## Request
Repeat the entries below exactly as they appear, with no pictures.

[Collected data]
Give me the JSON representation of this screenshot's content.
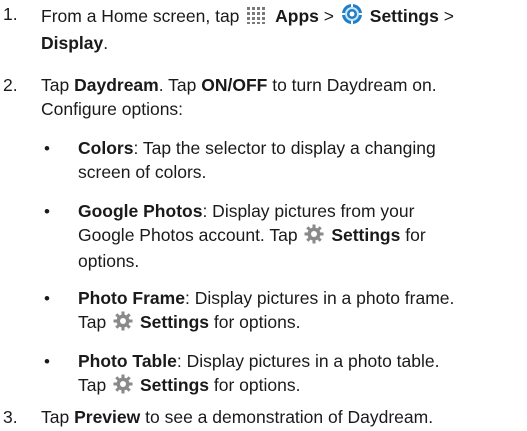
{
  "steps": [
    {
      "number": "1.",
      "text_a": "From a Home screen, tap",
      "apps_icon": "apps-grid-icon",
      "apps_label": "Apps",
      "sep1": ">",
      "settings_icon": "settings-gear-icon",
      "settings_label": "Settings",
      "sep2": ">",
      "display_label": "Display",
      "end": "."
    },
    {
      "number": "2.",
      "line1_a": "Tap",
      "daydream_label": "Daydream",
      "line1_b": ". Tap",
      "onoff_label": "ON/OFF",
      "line1_c": "to turn Daydream on.",
      "line2": "Configure options:"
    },
    {
      "number": "3.",
      "text_a": "Tap",
      "preview_label": "Preview",
      "text_b": "to see a demonstration of Daydream."
    }
  ],
  "options": [
    {
      "title": "Colors",
      "line1": ": Tap the selector to display a changing",
      "line2": "screen of colors."
    },
    {
      "title": "Google Photos",
      "line1": ": Display pictures from your",
      "line2": "Google Photos account. Tap",
      "settings_label": "Settings",
      "line2_end": "for",
      "line3": "options."
    },
    {
      "title": "Photo Frame",
      "line1": ": Display pictures in a photo frame.",
      "line2_a": "Tap",
      "settings_label": "Settings",
      "line2_b": "for options."
    },
    {
      "title": "Photo Table",
      "line1": ": Display pictures in a photo table.",
      "line2_a": "Tap",
      "settings_label": "Settings",
      "line2_b": "for options."
    }
  ],
  "bullet_char": "•",
  "colors": {
    "text": "#1a1a1a",
    "apps_icon": "#7a7a7a",
    "settings_blue": "#1e7fc7",
    "gear_gray": "#8a8a8a"
  }
}
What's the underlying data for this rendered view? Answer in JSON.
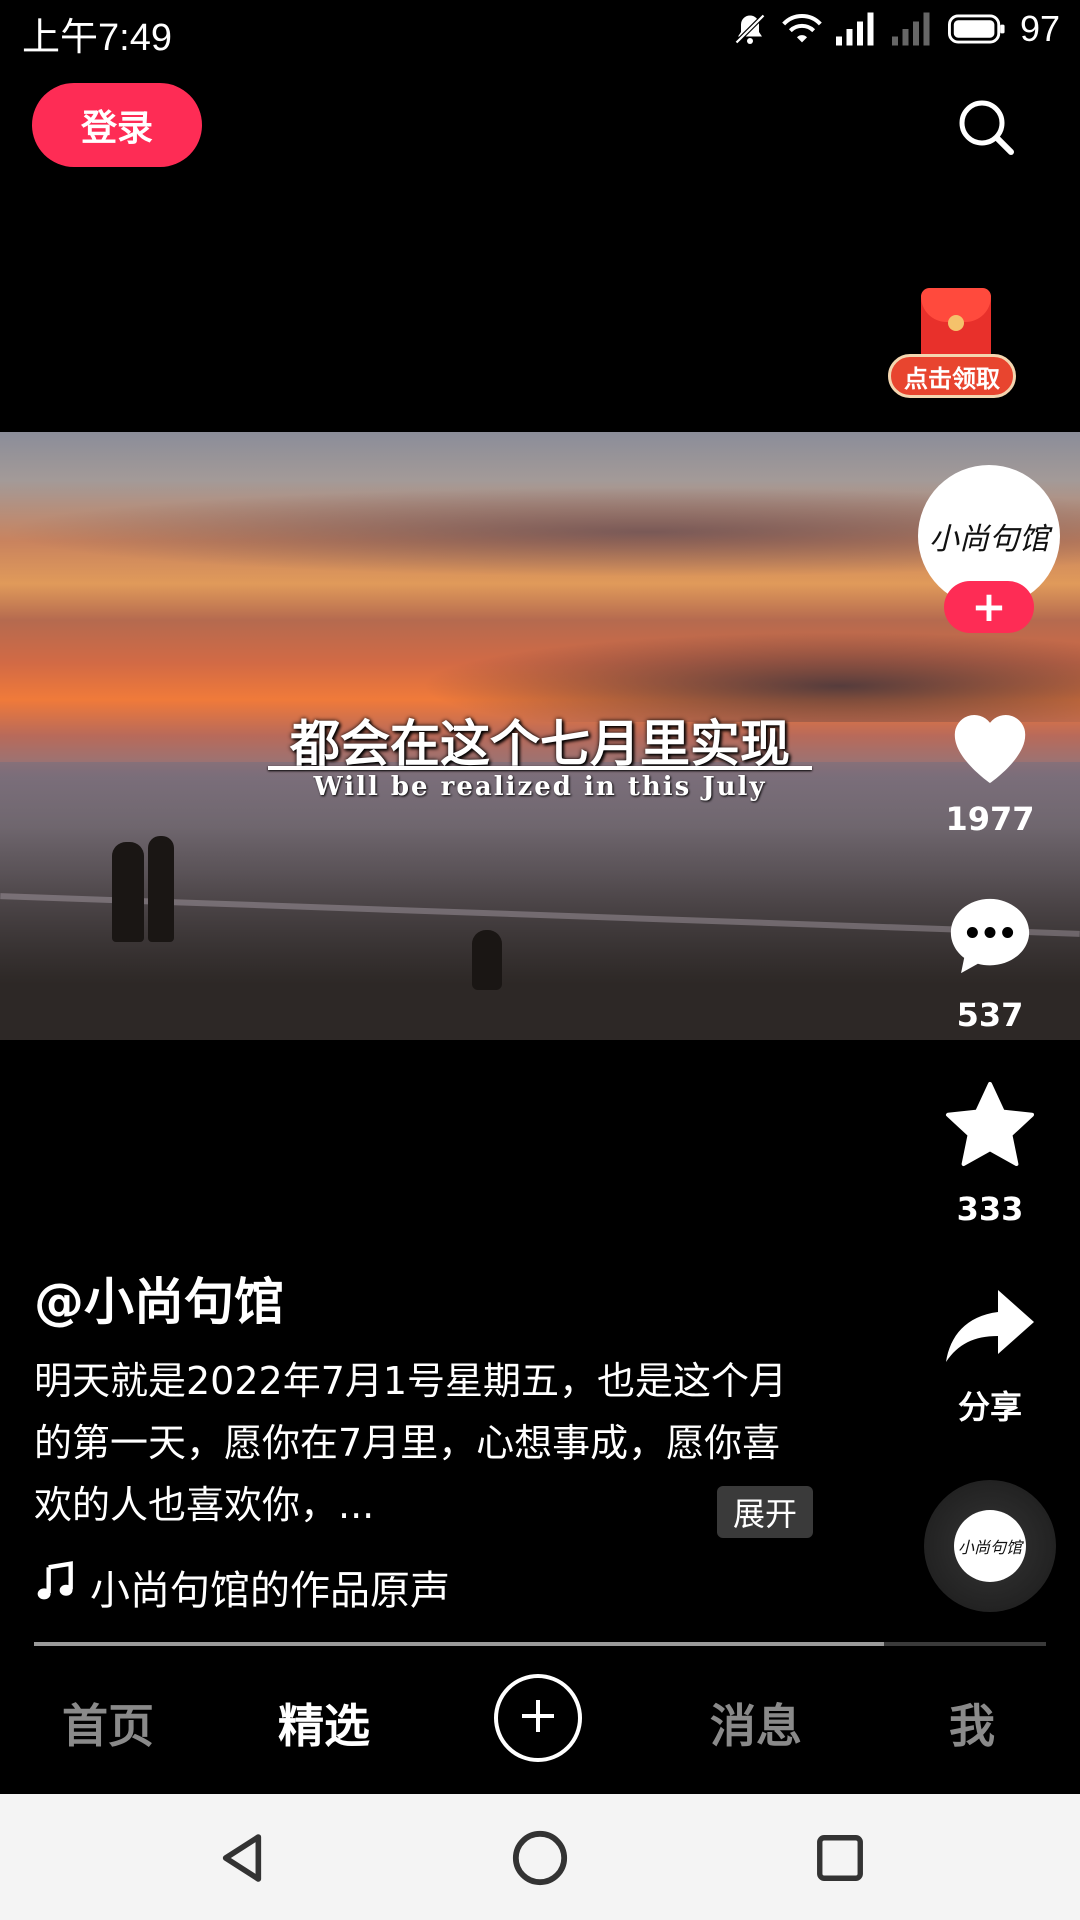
{
  "status_bar": {
    "time": "上午7:49",
    "battery": "97",
    "icons": [
      "mute-bell-icon",
      "wifi-icon",
      "signal-icon",
      "signal-empty-icon",
      "battery-icon"
    ]
  },
  "header": {
    "login_label": "登录",
    "search_icon": "search-icon"
  },
  "red_packet": {
    "label": "点击领取"
  },
  "video": {
    "caption_cn": "都会在这个七月里实现",
    "caption_en": "Will be realized in this July"
  },
  "author_avatar": {
    "text": "小尚句馆"
  },
  "right_rail": {
    "follow_symbol": "+",
    "likes": "1977",
    "comments": "537",
    "favorites": "333",
    "share_label": "分享"
  },
  "post": {
    "author": "@小尚句馆",
    "description": "明天就是2022年7月1号星期五，也是这个月的第一天，愿你在7月里，心想事成，愿你喜欢的人也喜欢你，...",
    "expand_label": "展开",
    "music": "小尚句馆的作品原声"
  },
  "progress": {
    "fraction": 0.84
  },
  "tabs": [
    {
      "label": "首页"
    },
    {
      "label": "精选"
    },
    {
      "label": "消息"
    },
    {
      "label": "我"
    }
  ],
  "colors": {
    "accent": "#fe2c55",
    "background": "#000000"
  }
}
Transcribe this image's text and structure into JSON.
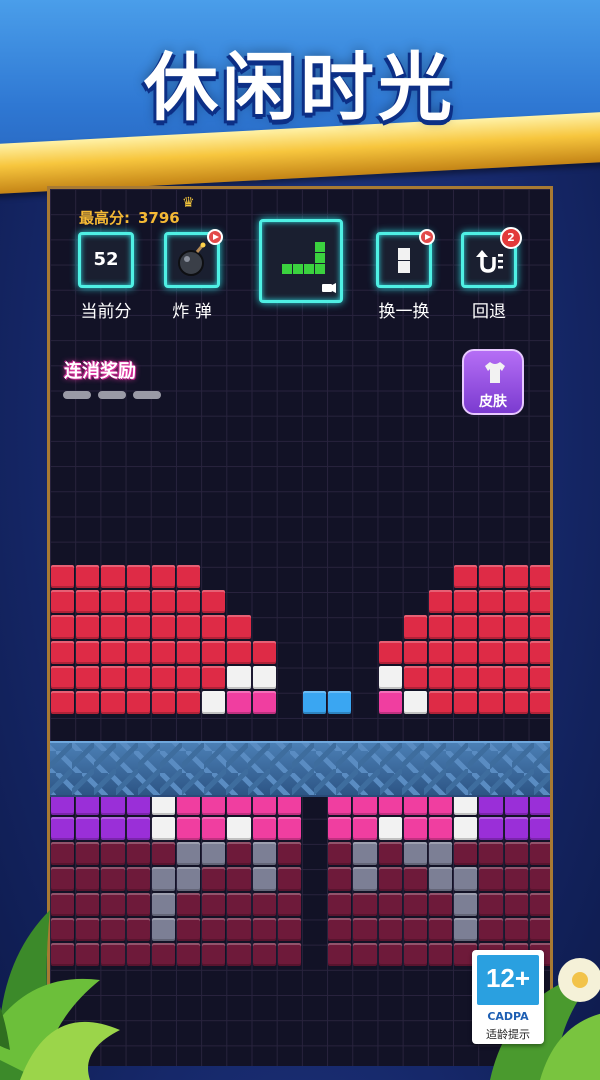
{
  "banner": {
    "title": "休闲时光"
  },
  "header": {
    "best_label": "最高分:",
    "best_value": "3796"
  },
  "tools": {
    "score_value": "52",
    "score_label": "当前分",
    "bomb_label": "炸 弹",
    "swap_label": "换一换",
    "undo_label": "回退",
    "undo_count": "2"
  },
  "combo": {
    "label": "连消奖励"
  },
  "skin": {
    "label": "皮肤"
  },
  "rating": {
    "age": "12+",
    "org": "CADPA",
    "tip": "适龄提示"
  },
  "colors": {
    "red": "#de2b46",
    "pink": "#f03ea0",
    "white": "#f2f2f2",
    "blue": "#3aa6f2",
    "purple": "#9a2fd8",
    "dark_red": "#6e1a3a",
    "gray": "#7c7f95"
  },
  "board": {
    "legend": {
      "R": "red",
      "P": "pink",
      "W": "white",
      "B": "blue",
      "V": "purple",
      "D": "dark_red",
      "G": "gray"
    },
    "rows": [
      "RRRRRR..........RRRRR",
      "RRRRRRR........RRRRRR",
      "RRRRRRRR......RRRRRRR",
      "RRRRRRRRR....RRRRRRRR",
      "RRRRRRRWW....WRRRRRRR",
      "RRRRRRWPP.BB.PWRRRRRR",
      "",
      "",
      "BBBBBWPPPP.PPPPWBBBBB",
      "VVVVWPPPPP.PPPPPWVVVV",
      "VVVVWPPWPP.PPWPPWVVVV",
      "DDDDDGGDGD.DGDGGDDDDD",
      "DDDDGGDDGD.DGDDGGDDDD",
      "DDDDGDDDDD.DDDDDGDDDD",
      "DDDDGDDDDD.DDDDDGDDDD",
      "DDDDDDDDDD.DDDDDDDDDD"
    ]
  }
}
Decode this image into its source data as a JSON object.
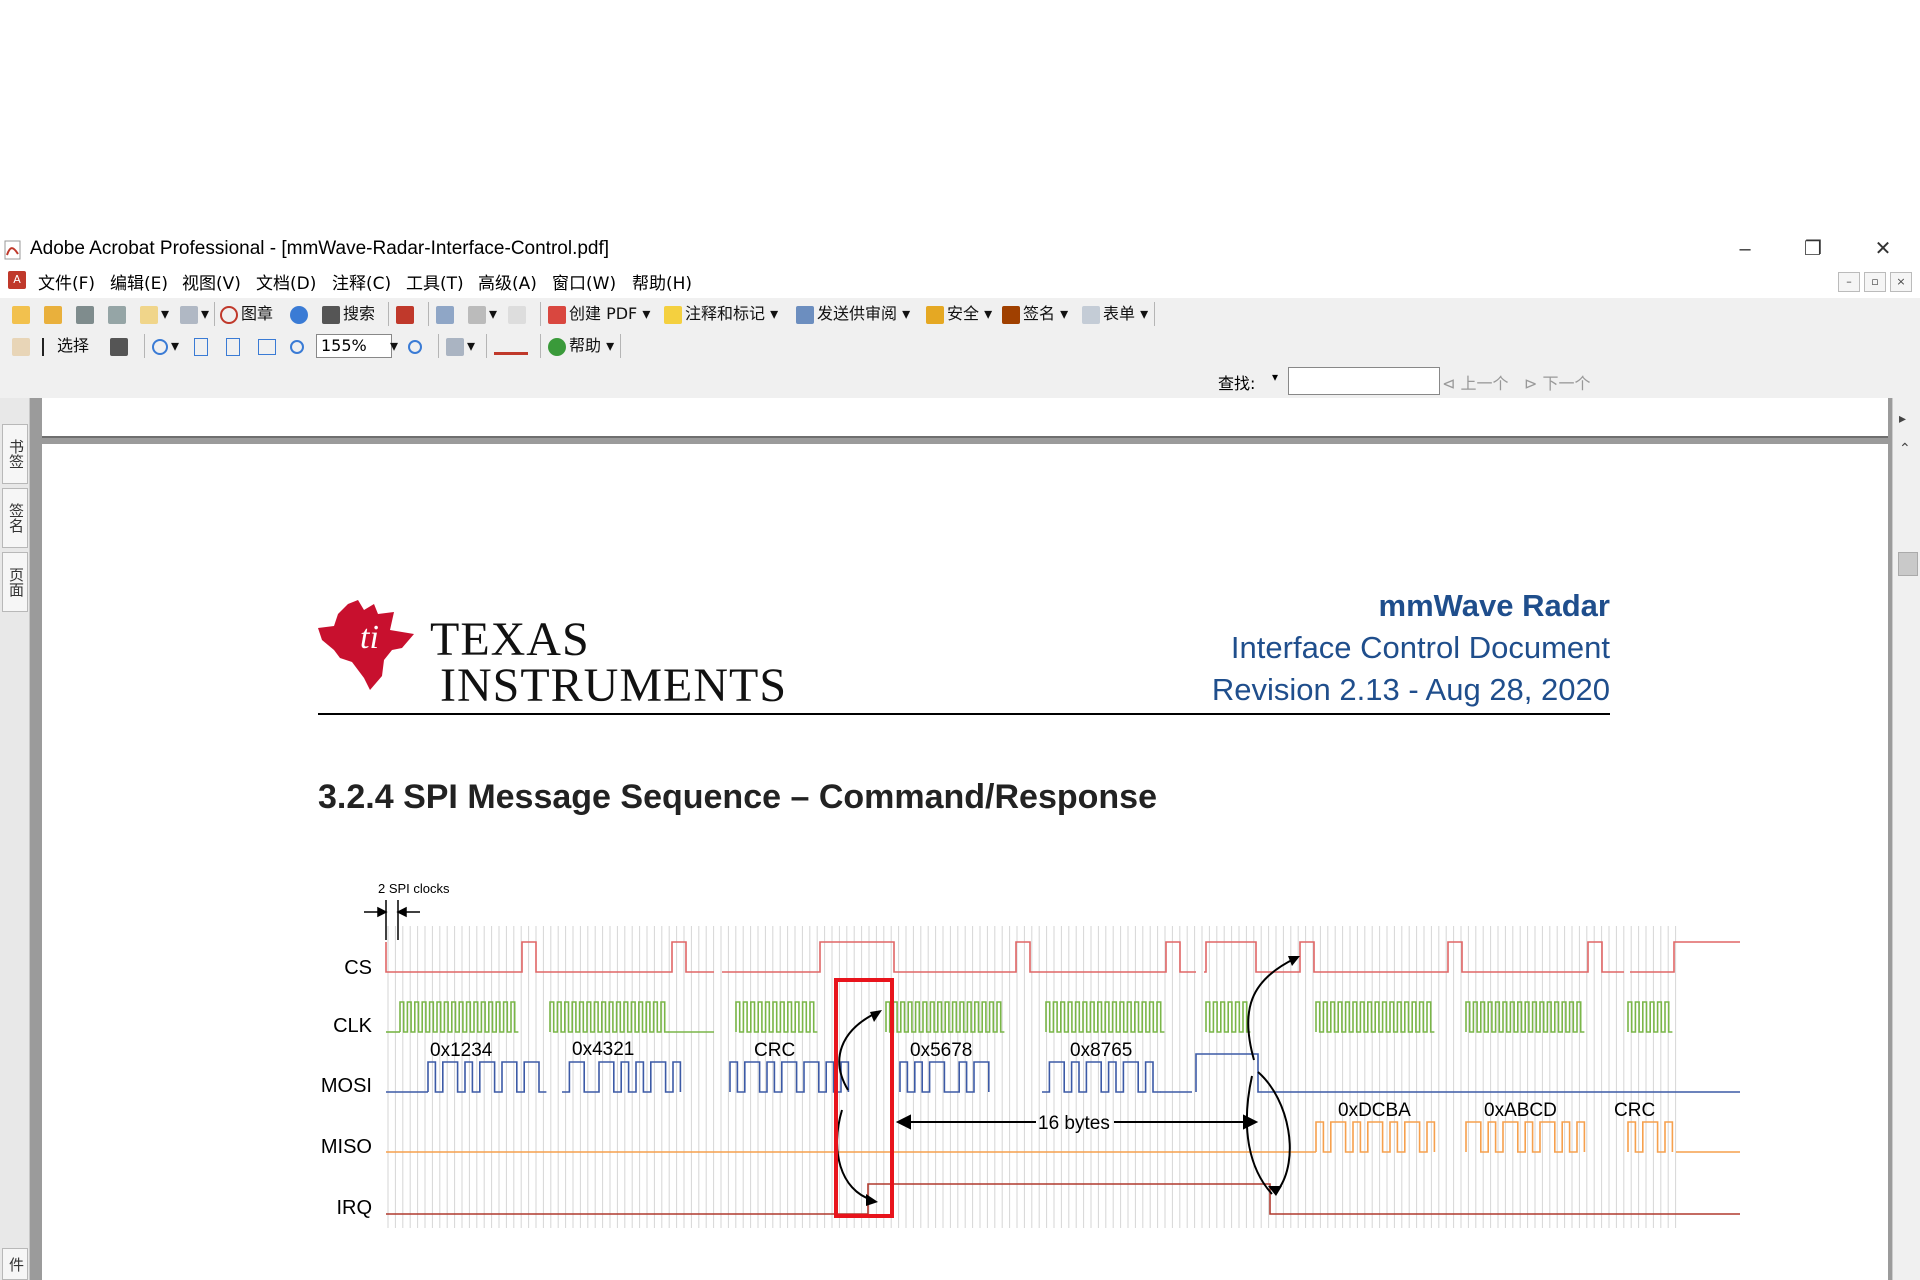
{
  "titlebar": {
    "title": "Adobe Acrobat Professional - [mmWave-Radar-Interface-Control.pdf]",
    "minimize": "–",
    "restore": "❐",
    "close": "✕"
  },
  "menubar": {
    "items": [
      "文件(F)",
      "编辑(E)",
      "视图(V)",
      "文档(D)",
      "注释(C)",
      "工具(T)",
      "高级(A)",
      "窗口(W)",
      "帮助(H)"
    ],
    "mdi_min": "–",
    "mdi_restore": "▫",
    "mdi_close": "×"
  },
  "toolbar1": {
    "stamp": "图章",
    "search": "搜索",
    "create_pdf": "创建 PDF",
    "comment": "注释和标记",
    "send": "发送供审阅",
    "security": "安全",
    "sign": "签名",
    "forms": "表单"
  },
  "toolbar2": {
    "select": "选择",
    "zoom": "155%",
    "help": "帮助"
  },
  "findbar": {
    "label": "查找:",
    "value": "",
    "prev": "上一个",
    "next": "下一个"
  },
  "leftpanel": {
    "tabs": [
      "书签",
      "签名",
      "页面"
    ],
    "bottom_tab": "件"
  },
  "page": {
    "logo_line1": "TEXAS",
    "logo_line2": "INSTRUMENTS",
    "header_title": "mmWave Radar",
    "header_subtitle": "Interface Control Document",
    "header_revision": "Revision 2.13 - Aug 28, 2020",
    "section_heading": "3.2.4  SPI Message Sequence – Command/Response"
  },
  "diagram": {
    "spi_clocks_label": "2 SPI clocks",
    "signals": [
      "CS",
      "CLK",
      "MOSI",
      "MISO",
      "IRQ"
    ],
    "mosi_bytes": [
      "0x1234",
      "0x4321",
      "CRC",
      "0x5678",
      "0x8765"
    ],
    "miso_bytes": [
      "0xDCBA",
      "0xABCD",
      "CRC"
    ],
    "length_label": "16 bytes",
    "colors": {
      "cs": "#e06666",
      "clk": "#7ab648",
      "mosi": "#3c5aa6",
      "miso": "#f6a04d",
      "irq": "#b03a2e",
      "highlight": "#e8141c",
      "header_blue": "#1f4e8c"
    }
  }
}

## Output
Give me the JSON representation of this screenshot's content.
{
  "steps": [
    {
      "number": "1.",
      "text_a": "From a Home screen, tap",
      "apps_icon": "apps-grid-icon",
      "apps_label": "Apps",
      "sep1": ">",
      "settings_icon": "settings-gear-icon",
      "settings_label": "Settings",
      "sep2": ">",
      "display_label": "Display",
      "end": "."
    },
    {
      "number": "2.",
      "line1_a": "Tap",
      "daydream_label": "Daydream",
      "line1_b": ". Tap",
      "onoff_label": "ON/OFF",
      "line1_c": "to turn Daydream on.",
      "line2": "Configure options:"
    },
    {
      "number": "3.",
      "text_a": "Tap",
      "preview_label": "Preview",
      "text_b": "to see a demonstration of Daydream."
    }
  ],
  "options": [
    {
      "title": "Colors",
      "line1": ": Tap the selector to display a changing",
      "line2": "screen of colors."
    },
    {
      "title": "Google Photos",
      "line1": ": Display pictures from your",
      "line2": "Google Photos account. Tap",
      "settings_label": "Settings",
      "line2_end": "for",
      "line3": "options."
    },
    {
      "title": "Photo Frame",
      "line1": ": Display pictures in a photo frame.",
      "line2_a": "Tap",
      "settings_label": "Settings",
      "line2_b": "for options."
    },
    {
      "title": "Photo Table",
      "line1": ": Display pictures in a photo table.",
      "line2_a": "Tap",
      "settings_label": "Settings",
      "line2_b": "for options."
    }
  ],
  "bullet_char": "•",
  "colors": {
    "text": "#1a1a1a",
    "apps_icon": "#7a7a7a",
    "settings_blue": "#1e7fc7",
    "gear_gray": "#8a8a8a"
  }
}
What's the underlying data for this rendered view? Answer in JSON.
{
  "status_bar": {
    "time": "上午7:49",
    "battery": "97",
    "icons": [
      "mute-bell-icon",
      "wifi-icon",
      "signal-icon",
      "signal-empty-icon",
      "battery-icon"
    ]
  },
  "header": {
    "login_label": "登录",
    "search_icon": "search-icon"
  },
  "red_packet": {
    "label": "点击领取"
  },
  "video": {
    "caption_cn": "都会在这个七月里实现",
    "caption_en": "Will be realized in this July"
  },
  "author_avatar": {
    "text": "小尚句馆"
  },
  "right_rail": {
    "follow_symbol": "+",
    "likes": "1977",
    "comments": "537",
    "favorites": "333",
    "share_label": "分享"
  },
  "post": {
    "author": "@小尚句馆",
    "description": "明天就是2022年7月1号星期五，也是这个月的第一天，愿你在7月里，心想事成，愿你喜欢的人也喜欢你，...",
    "expand_label": "展开",
    "music": "小尚句馆的作品原声"
  },
  "progress": {
    "fraction": 0.84
  },
  "tabs": [
    {
      "label": "首页"
    },
    {
      "label": "精选"
    },
    {
      "label": "消息"
    },
    {
      "label": "我"
    }
  ],
  "colors": {
    "accent": "#fe2c55",
    "background": "#000000"
  }
}
Transcribe this image's text and structure into JSON.
{
  "banner": {
    "title": "休闲时光"
  },
  "header": {
    "best_label": "最高分:",
    "best_value": "3796"
  },
  "tools": {
    "score_value": "52",
    "score_label": "当前分",
    "bomb_label": "炸 弹",
    "swap_label": "换一换",
    "undo_label": "回退",
    "undo_count": "2"
  },
  "combo": {
    "label": "连消奖励"
  },
  "skin": {
    "label": "皮肤"
  },
  "rating": {
    "age": "12+",
    "org": "CADPA",
    "tip": "适龄提示"
  },
  "colors": {
    "red": "#de2b46",
    "pink": "#f03ea0",
    "white": "#f2f2f2",
    "blue": "#3aa6f2",
    "purple": "#9a2fd8",
    "dark_red": "#6e1a3a",
    "gray": "#7c7f95"
  },
  "board": {
    "legend": {
      "R": "red",
      "P": "pink",
      "W": "white",
      "B": "blue",
      "V": "purple",
      "D": "dark_red",
      "G": "gray"
    },
    "rows": [
      "RRRRRR..........RRRRR",
      "RRRRRRR........RRRRRR",
      "RRRRRRRR......RRRRRRR",
      "RRRRRRRRR....RRRRRRRR",
      "RRRRRRRWW....WRRRRRRR",
      "RRRRRRWPP.BB.PWRRRRRR",
      "",
      "",
      "BBBBBWPPPP.PPPPWBBBBB",
      "VVVVWPPPPP.PPPPPWVVVV",
      "VVVVWPPWPP.PPWPPWVVVV",
      "DDDDDGGDGD.DGDGGDDDDD",
      "DDDDGGDDGD.DGDDGGDDDD",
      "DDDDGDDDDD.DDDDDGDDDD",
      "DDDDGDDDDD.DDDDDGDDDD",
      "DDDDDDDDDD.DDDDDDDDDD"
    ]
  }
}
Decode this image into its source data as a JSON object.
{
  "titlebar": {
    "title": "Adobe Acrobat Professional - [mmWave-Radar-Interface-Control.pdf]",
    "minimize": "–",
    "restore": "❐",
    "close": "✕"
  },
  "menubar": {
    "items": [
      "文件(F)",
      "编辑(E)",
      "视图(V)",
      "文档(D)",
      "注释(C)",
      "工具(T)",
      "高级(A)",
      "窗口(W)",
      "帮助(H)"
    ],
    "mdi_min": "–",
    "mdi_restore": "▫",
    "mdi_close": "×"
  },
  "toolbar1": {
    "stamp": "图章",
    "search": "搜索",
    "create_pdf": "创建 PDF",
    "comment": "注释和标记",
    "send": "发送供审阅",
    "security": "安全",
    "sign": "签名",
    "forms": "表单"
  },
  "toolbar2": {
    "select": "选择",
    "zoom": "155%",
    "help": "帮助"
  },
  "findbar": {
    "label": "查找:",
    "value": "",
    "prev": "上一个",
    "next": "下一个"
  },
  "leftpanel": {
    "tabs": [
      "书签",
      "签名",
      "页面"
    ],
    "bottom_tab": "件"
  },
  "page": {
    "logo_line1": "TEXAS",
    "logo_line2": "INSTRUMENTS",
    "header_title": "mmWave Radar",
    "header_subtitle": "Interface Control Document",
    "header_revision": "Revision 2.13 - Aug 28, 2020",
    "section_heading": "3.2.4  SPI Message Sequence – Command/Response"
  },
  "diagram": {
    "spi_clocks_label": "2 SPI clocks",
    "signals": [
      "CS",
      "CLK",
      "MOSI",
      "MISO",
      "IRQ"
    ],
    "mosi_bytes": [
      "0x1234",
      "0x4321",
      "CRC",
      "0x5678",
      "0x8765"
    ],
    "miso_bytes": [
      "0xDCBA",
      "0xABCD",
      "CRC"
    ],
    "length_label": "16 bytes",
    "colors": {
      "cs": "#e06666",
      "clk": "#7ab648",
      "mosi": "#3c5aa6",
      "miso": "#f6a04d",
      "irq": "#b03a2e",
      "highlight": "#e8141c",
      "header_blue": "#1f4e8c"
    }
  }
}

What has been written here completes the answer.